DIRECTIONS FOR THIS TASK
Set down all of the data that follows word for word, without the images.

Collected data
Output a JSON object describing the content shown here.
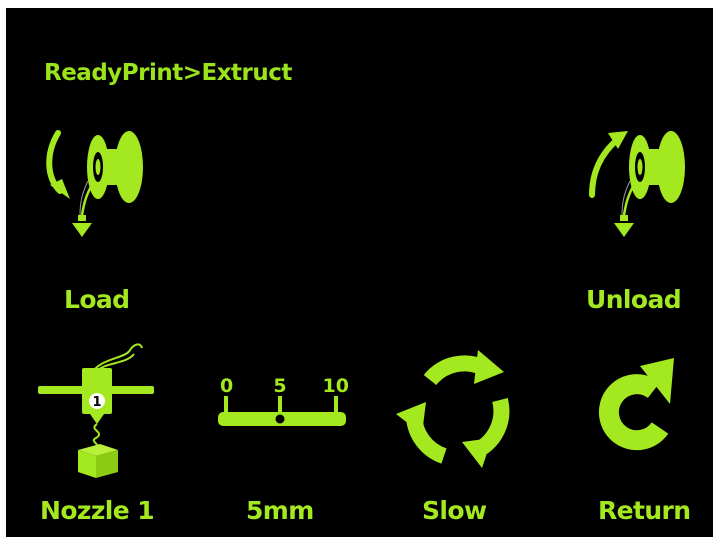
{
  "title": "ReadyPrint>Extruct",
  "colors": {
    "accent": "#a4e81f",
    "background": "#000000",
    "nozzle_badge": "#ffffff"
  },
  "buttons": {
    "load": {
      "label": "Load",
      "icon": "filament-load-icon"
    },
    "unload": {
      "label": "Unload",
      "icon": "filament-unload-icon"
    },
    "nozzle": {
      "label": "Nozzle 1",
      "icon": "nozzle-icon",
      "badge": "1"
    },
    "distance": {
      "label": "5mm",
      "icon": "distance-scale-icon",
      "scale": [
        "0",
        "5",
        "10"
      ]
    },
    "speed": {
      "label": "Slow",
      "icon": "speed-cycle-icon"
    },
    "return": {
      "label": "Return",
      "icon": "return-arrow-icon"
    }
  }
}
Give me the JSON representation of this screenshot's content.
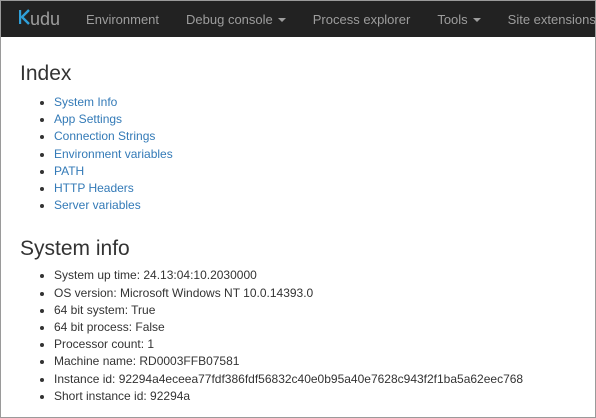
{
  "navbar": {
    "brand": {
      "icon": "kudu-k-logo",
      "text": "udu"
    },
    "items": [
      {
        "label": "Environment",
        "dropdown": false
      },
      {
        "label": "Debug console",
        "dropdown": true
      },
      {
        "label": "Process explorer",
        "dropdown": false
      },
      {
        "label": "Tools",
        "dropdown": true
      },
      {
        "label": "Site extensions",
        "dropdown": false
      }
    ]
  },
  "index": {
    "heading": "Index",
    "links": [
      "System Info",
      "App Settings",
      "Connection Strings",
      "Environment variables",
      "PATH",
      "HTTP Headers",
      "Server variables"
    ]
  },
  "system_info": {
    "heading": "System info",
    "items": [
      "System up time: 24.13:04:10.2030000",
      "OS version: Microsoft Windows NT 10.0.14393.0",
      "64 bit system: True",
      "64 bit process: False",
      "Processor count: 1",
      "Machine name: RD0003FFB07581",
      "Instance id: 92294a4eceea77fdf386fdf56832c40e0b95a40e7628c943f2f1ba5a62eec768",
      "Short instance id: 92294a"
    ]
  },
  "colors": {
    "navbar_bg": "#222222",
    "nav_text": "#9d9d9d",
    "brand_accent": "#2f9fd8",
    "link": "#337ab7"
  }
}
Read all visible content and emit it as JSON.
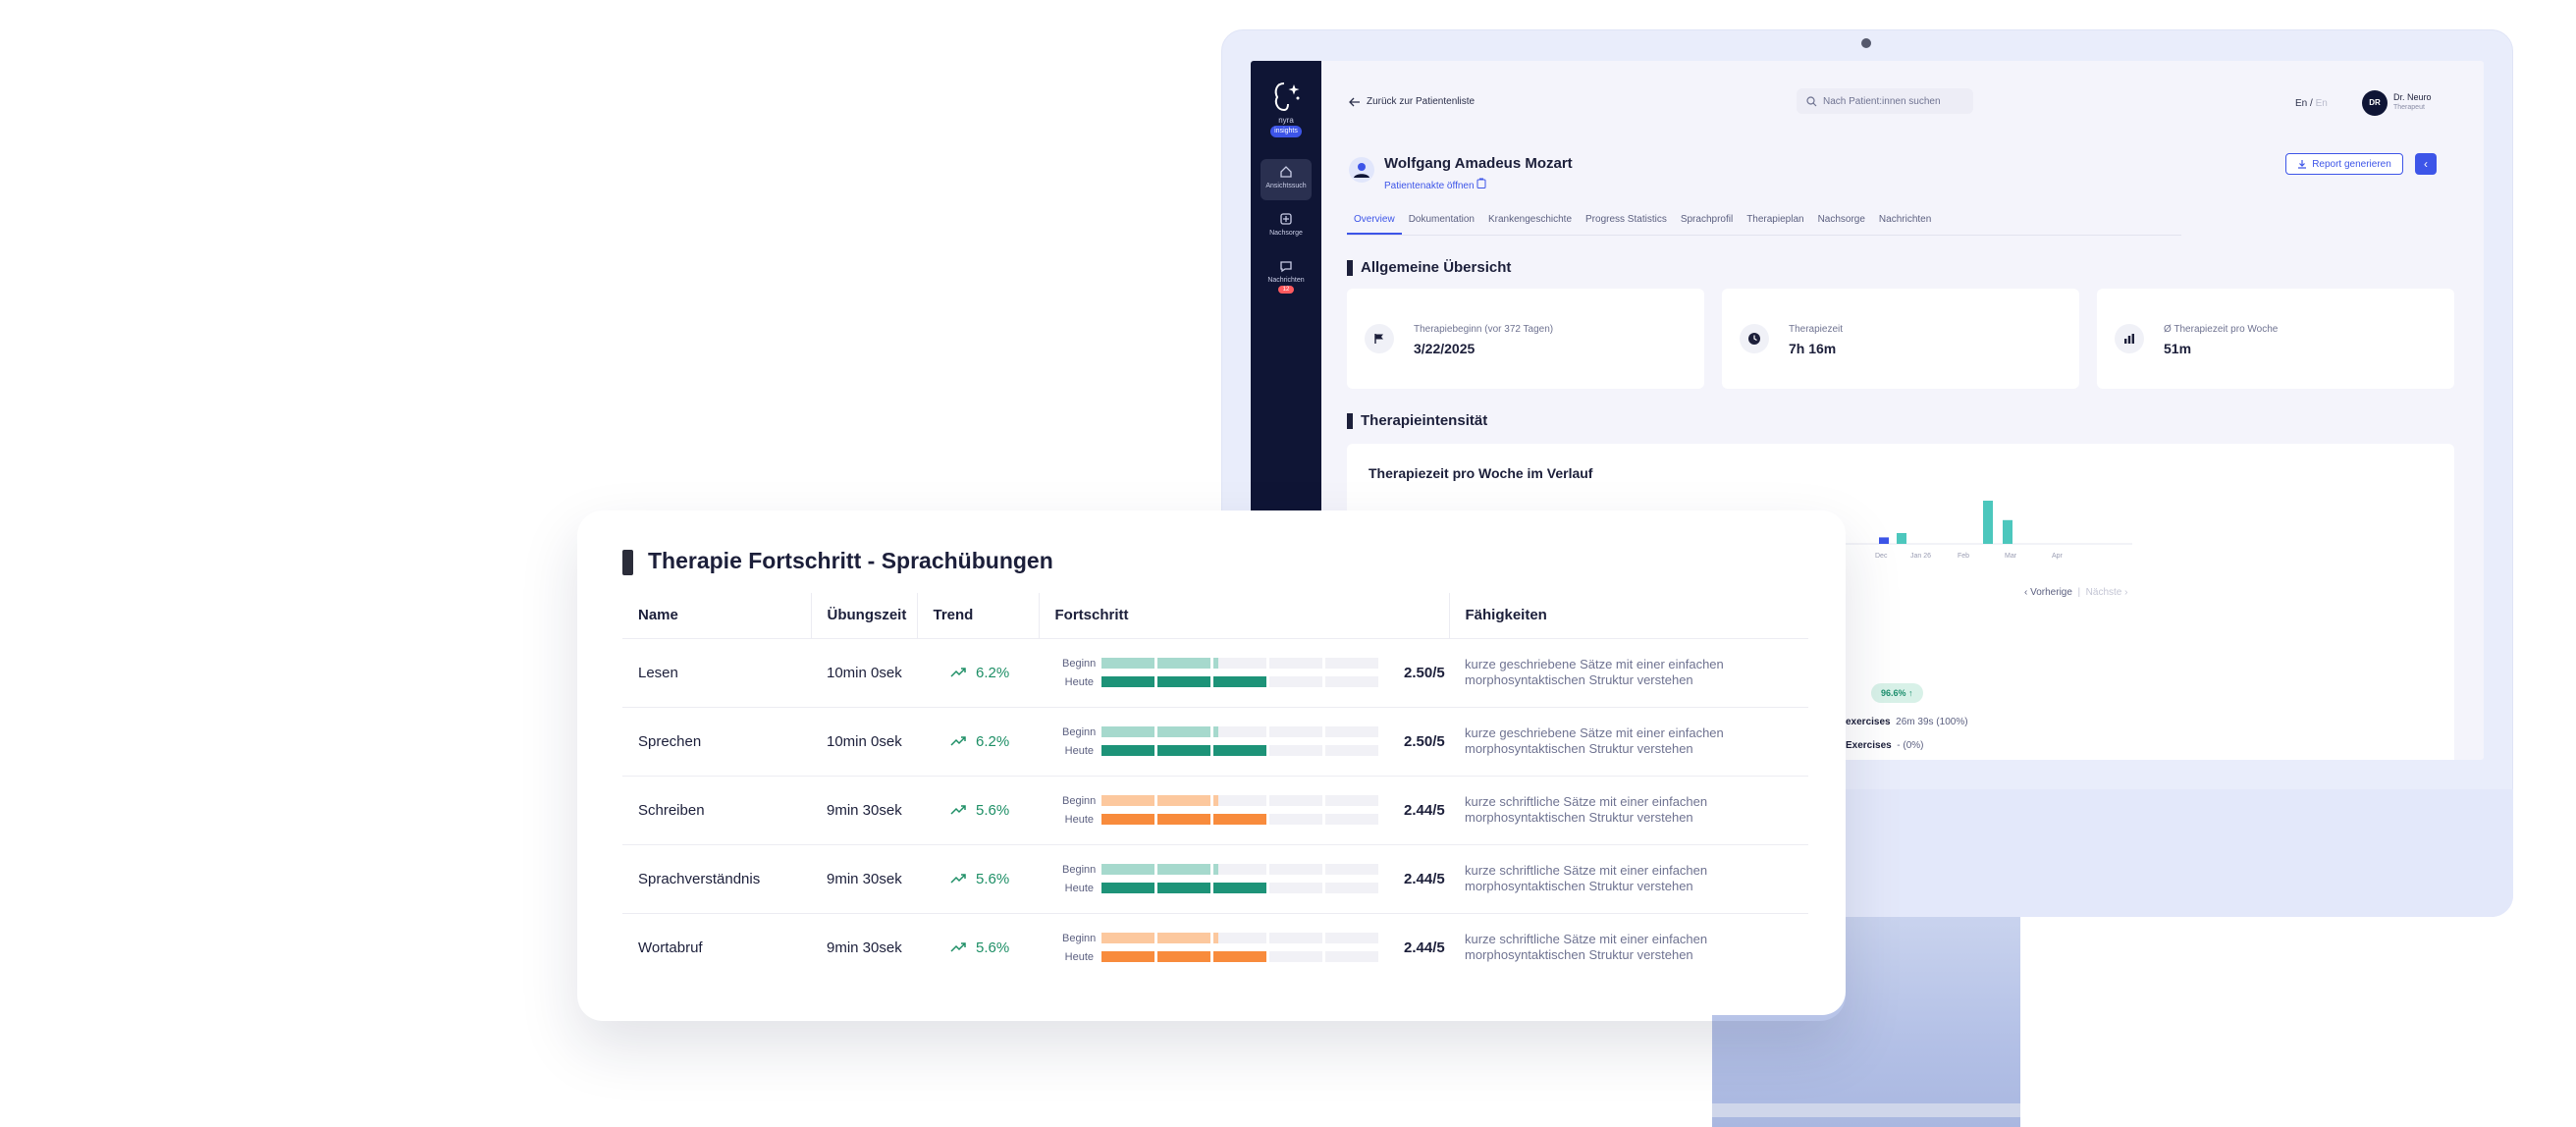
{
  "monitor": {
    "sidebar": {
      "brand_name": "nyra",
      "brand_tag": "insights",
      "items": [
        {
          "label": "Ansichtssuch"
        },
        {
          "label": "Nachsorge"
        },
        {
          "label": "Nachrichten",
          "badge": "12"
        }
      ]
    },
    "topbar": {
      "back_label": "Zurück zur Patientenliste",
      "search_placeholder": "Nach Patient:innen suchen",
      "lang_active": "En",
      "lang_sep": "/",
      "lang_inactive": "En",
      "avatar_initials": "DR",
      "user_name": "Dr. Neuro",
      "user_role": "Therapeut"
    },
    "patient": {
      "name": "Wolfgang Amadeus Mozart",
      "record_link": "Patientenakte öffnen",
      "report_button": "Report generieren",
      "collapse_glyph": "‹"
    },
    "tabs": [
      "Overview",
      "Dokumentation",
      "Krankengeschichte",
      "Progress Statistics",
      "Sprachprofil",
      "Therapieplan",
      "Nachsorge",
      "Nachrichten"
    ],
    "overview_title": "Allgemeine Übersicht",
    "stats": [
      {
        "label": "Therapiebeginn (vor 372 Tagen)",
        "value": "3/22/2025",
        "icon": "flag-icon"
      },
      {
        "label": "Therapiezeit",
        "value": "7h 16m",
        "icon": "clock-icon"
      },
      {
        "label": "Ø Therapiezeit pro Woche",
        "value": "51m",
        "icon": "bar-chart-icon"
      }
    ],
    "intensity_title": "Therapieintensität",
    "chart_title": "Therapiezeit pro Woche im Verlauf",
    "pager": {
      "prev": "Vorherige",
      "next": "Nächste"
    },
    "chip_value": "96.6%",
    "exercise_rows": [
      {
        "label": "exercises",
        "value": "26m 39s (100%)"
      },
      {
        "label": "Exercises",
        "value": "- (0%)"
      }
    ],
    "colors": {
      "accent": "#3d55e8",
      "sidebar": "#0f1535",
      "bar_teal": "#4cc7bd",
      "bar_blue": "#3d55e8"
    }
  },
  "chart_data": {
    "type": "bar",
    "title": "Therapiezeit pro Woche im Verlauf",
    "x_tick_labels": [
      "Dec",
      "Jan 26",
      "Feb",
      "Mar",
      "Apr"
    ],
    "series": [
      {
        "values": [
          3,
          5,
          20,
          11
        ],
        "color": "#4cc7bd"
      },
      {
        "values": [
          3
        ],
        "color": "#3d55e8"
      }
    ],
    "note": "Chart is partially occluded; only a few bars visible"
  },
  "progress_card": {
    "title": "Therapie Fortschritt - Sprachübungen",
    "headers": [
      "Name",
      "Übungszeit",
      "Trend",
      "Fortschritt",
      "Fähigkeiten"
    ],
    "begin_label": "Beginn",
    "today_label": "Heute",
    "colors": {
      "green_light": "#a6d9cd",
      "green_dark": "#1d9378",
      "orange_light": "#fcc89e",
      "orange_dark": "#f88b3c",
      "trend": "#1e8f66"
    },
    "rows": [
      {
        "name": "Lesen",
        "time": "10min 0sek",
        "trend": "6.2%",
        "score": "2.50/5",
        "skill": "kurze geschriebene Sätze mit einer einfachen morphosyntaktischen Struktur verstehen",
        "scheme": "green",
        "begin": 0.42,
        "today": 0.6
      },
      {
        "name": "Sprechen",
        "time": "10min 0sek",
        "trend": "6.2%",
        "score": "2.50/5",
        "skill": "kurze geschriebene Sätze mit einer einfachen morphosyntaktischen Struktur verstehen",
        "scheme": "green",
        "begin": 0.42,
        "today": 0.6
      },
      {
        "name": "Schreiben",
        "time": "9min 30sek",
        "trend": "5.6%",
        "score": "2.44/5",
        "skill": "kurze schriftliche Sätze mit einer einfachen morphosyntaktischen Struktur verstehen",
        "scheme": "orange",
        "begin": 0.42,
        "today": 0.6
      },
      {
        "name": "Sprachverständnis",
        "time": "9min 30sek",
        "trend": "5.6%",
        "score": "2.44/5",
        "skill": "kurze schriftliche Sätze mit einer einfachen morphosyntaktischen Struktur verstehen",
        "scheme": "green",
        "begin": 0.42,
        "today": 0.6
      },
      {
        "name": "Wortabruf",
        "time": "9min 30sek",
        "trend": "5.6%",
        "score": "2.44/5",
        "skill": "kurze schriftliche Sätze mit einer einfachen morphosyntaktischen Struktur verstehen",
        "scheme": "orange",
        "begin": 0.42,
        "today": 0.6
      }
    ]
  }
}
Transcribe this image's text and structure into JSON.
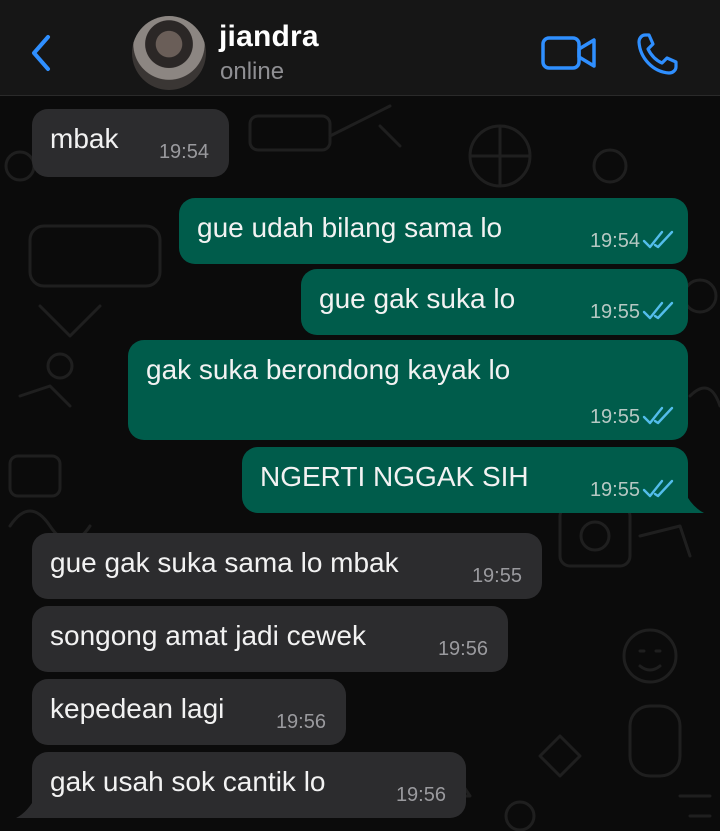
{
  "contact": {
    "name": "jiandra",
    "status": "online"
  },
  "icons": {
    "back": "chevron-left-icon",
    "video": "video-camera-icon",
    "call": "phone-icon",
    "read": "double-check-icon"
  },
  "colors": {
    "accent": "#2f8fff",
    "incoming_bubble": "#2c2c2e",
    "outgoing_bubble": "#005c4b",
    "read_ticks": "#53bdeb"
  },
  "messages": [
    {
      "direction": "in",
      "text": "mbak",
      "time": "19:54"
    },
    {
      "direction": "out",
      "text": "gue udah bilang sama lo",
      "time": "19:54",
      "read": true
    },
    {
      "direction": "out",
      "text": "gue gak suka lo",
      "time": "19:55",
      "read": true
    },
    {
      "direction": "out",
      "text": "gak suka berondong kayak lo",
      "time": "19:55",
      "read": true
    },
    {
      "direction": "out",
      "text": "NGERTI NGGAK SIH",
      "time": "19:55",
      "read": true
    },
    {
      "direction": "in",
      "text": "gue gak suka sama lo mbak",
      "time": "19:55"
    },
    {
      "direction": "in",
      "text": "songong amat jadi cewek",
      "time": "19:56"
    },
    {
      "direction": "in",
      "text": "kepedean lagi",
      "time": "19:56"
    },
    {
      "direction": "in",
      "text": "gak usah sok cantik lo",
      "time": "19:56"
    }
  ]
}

FINAL ANSWER
Output a JSON object describing the content shown here.
{
  "title": "ReadyPrint>Extruct",
  "colors": {
    "accent": "#a4e81f",
    "background": "#000000",
    "nozzle_badge": "#ffffff"
  },
  "buttons": {
    "load": {
      "label": "Load",
      "icon": "filament-load-icon"
    },
    "unload": {
      "label": "Unload",
      "icon": "filament-unload-icon"
    },
    "nozzle": {
      "label": "Nozzle 1",
      "icon": "nozzle-icon",
      "badge": "1"
    },
    "distance": {
      "label": "5mm",
      "icon": "distance-scale-icon",
      "scale": [
        "0",
        "5",
        "10"
      ]
    },
    "speed": {
      "label": "Slow",
      "icon": "speed-cycle-icon"
    },
    "return": {
      "label": "Return",
      "icon": "return-arrow-icon"
    }
  }
}
Give me the JSON representation of this screenshot's content.
{
  "navbar": {
    "brand": {
      "icon": "kudu-k-logo",
      "text": "udu"
    },
    "items": [
      {
        "label": "Environment",
        "dropdown": false
      },
      {
        "label": "Debug console",
        "dropdown": true
      },
      {
        "label": "Process explorer",
        "dropdown": false
      },
      {
        "label": "Tools",
        "dropdown": true
      },
      {
        "label": "Site extensions",
        "dropdown": false
      }
    ]
  },
  "index": {
    "heading": "Index",
    "links": [
      "System Info",
      "App Settings",
      "Connection Strings",
      "Environment variables",
      "PATH",
      "HTTP Headers",
      "Server variables"
    ]
  },
  "system_info": {
    "heading": "System info",
    "items": [
      "System up time: 24.13:04:10.2030000",
      "OS version: Microsoft Windows NT 10.0.14393.0",
      "64 bit system: True",
      "64 bit process: False",
      "Processor count: 1",
      "Machine name: RD0003FFB07581",
      "Instance id: 92294a4eceea77fdf386fdf56832c40e0b95a40e7628c943f2f1ba5a62eec768",
      "Short instance id: 92294a"
    ]
  },
  "colors": {
    "navbar_bg": "#222222",
    "nav_text": "#9d9d9d",
    "brand_accent": "#2f9fd8",
    "link": "#337ab7"
  }
}
Read all visible content and emit it as JSON.
{
  "monitor": {
    "sidebar": {
      "brand_name": "nyra",
      "brand_tag": "insights",
      "items": [
        {
          "label": "Ansichtssuch"
        },
        {
          "label": "Nachsorge"
        },
        {
          "label": "Nachrichten",
          "badge": "12"
        }
      ]
    },
    "topbar": {
      "back_label": "Zurück zur Patientenliste",
      "search_placeholder": "Nach Patient:innen suchen",
      "lang_active": "En",
      "lang_sep": "/",
      "lang_inactive": "En",
      "avatar_initials": "DR",
      "user_name": "Dr. Neuro",
      "user_role": "Therapeut"
    },
    "patient": {
      "name": "Wolfgang Amadeus Mozart",
      "record_link": "Patientenakte öffnen",
      "report_button": "Report generieren",
      "collapse_glyph": "‹"
    },
    "tabs": [
      "Overview",
      "Dokumentation",
      "Krankengeschichte",
      "Progress Statistics",
      "Sprachprofil",
      "Therapieplan",
      "Nachsorge",
      "Nachrichten"
    ],
    "overview_title": "Allgemeine Übersicht",
    "stats": [
      {
        "label": "Therapiebeginn (vor 372 Tagen)",
        "value": "3/22/2025",
        "icon": "flag-icon"
      },
      {
        "label": "Therapiezeit",
        "value": "7h 16m",
        "icon": "clock-icon"
      },
      {
        "label": "Ø Therapiezeit pro Woche",
        "value": "51m",
        "icon": "bar-chart-icon"
      }
    ],
    "intensity_title": "Therapieintensität",
    "chart_title": "Therapiezeit pro Woche im Verlauf",
    "pager": {
      "prev": "Vorherige",
      "next": "Nächste"
    },
    "chip_value": "96.6%",
    "exercise_rows": [
      {
        "label": "exercises",
        "value": "26m 39s (100%)"
      },
      {
        "label": "Exercises",
        "value": "- (0%)"
      }
    ],
    "colors": {
      "accent": "#3d55e8",
      "sidebar": "#0f1535",
      "bar_teal": "#4cc7bd",
      "bar_blue": "#3d55e8"
    }
  },
  "chart_data": {
    "type": "bar",
    "title": "Therapiezeit pro Woche im Verlauf",
    "x_tick_labels": [
      "Dec",
      "Jan 26",
      "Feb",
      "Mar",
      "Apr"
    ],
    "series": [
      {
        "values": [
          3,
          5,
          20,
          11
        ],
        "color": "#4cc7bd"
      },
      {
        "values": [
          3
        ],
        "color": "#3d55e8"
      }
    ],
    "note": "Chart is partially occluded; only a few bars visible"
  },
  "progress_card": {
    "title": "Therapie Fortschritt - Sprachübungen",
    "headers": [
      "Name",
      "Übungszeit",
      "Trend",
      "Fortschritt",
      "Fähigkeiten"
    ],
    "begin_label": "Beginn",
    "today_label": "Heute",
    "colors": {
      "green_light": "#a6d9cd",
      "green_dark": "#1d9378",
      "orange_light": "#fcc89e",
      "orange_dark": "#f88b3c",
      "trend": "#1e8f66"
    },
    "rows": [
      {
        "name": "Lesen",
        "time": "10min 0sek",
        "trend": "6.2%",
        "score": "2.50/5",
        "skill": "kurze geschriebene Sätze mit einer einfachen morphosyntaktischen Struktur verstehen",
        "scheme": "green",
        "begin": 0.42,
        "today": 0.6
      },
      {
        "name": "Sprechen",
        "time": "10min 0sek",
        "trend": "6.2%",
        "score": "2.50/5",
        "skill": "kurze geschriebene Sätze mit einer einfachen morphosyntaktischen Struktur verstehen",
        "scheme": "green",
        "begin": 0.42,
        "today": 0.6
      },
      {
        "name": "Schreiben",
        "time": "9min 30sek",
        "trend": "5.6%",
        "score": "2.44/5",
        "skill": "kurze schriftliche Sätze mit einer einfachen morphosyntaktischen Struktur verstehen",
        "scheme": "orange",
        "begin": 0.42,
        "today": 0.6
      },
      {
        "name": "Sprachverständnis",
        "time": "9min 30sek",
        "trend": "5.6%",
        "score": "2.44/5",
        "skill": "kurze schriftliche Sätze mit einer einfachen morphosyntaktischen Struktur verstehen",
        "scheme": "green",
        "begin": 0.42,
        "today": 0.6
      },
      {
        "name": "Wortabruf",
        "time": "9min 30sek",
        "trend": "5.6%",
        "score": "2.44/5",
        "skill": "kurze schriftliche Sätze mit einer einfachen morphosyntaktischen Struktur verstehen",
        "scheme": "orange",
        "begin": 0.42,
        "today": 0.6
      }
    ]
  }
}
Transcribe this image's text and structure into JSON.
{
  "contact": {
    "name": "jiandra",
    "status": "online"
  },
  "icons": {
    "back": "chevron-left-icon",
    "video": "video-camera-icon",
    "call": "phone-icon",
    "read": "double-check-icon"
  },
  "colors": {
    "accent": "#2f8fff",
    "incoming_bubble": "#2c2c2e",
    "outgoing_bubble": "#005c4b",
    "read_ticks": "#53bdeb"
  },
  "messages": [
    {
      "direction": "in",
      "text": "mbak",
      "time": "19:54"
    },
    {
      "direction": "out",
      "text": "gue udah bilang sama lo",
      "time": "19:54",
      "read": true
    },
    {
      "direction": "out",
      "text": "gue gak suka lo",
      "time": "19:55",
      "read": true
    },
    {
      "direction": "out",
      "text": "gak suka berondong kayak lo",
      "time": "19:55",
      "read": true
    },
    {
      "direction": "out",
      "text": "NGERTI NGGAK SIH",
      "time": "19:55",
      "read": true
    },
    {
      "direction": "in",
      "text": "gue gak suka sama lo mbak",
      "time": "19:55"
    },
    {
      "direction": "in",
      "text": "songong amat jadi cewek",
      "time": "19:56"
    },
    {
      "direction": "in",
      "text": "kepedean lagi",
      "time": "19:56"
    },
    {
      "direction": "in",
      "text": "gak usah sok cantik lo",
      "time": "19:56"
    }
  ]
}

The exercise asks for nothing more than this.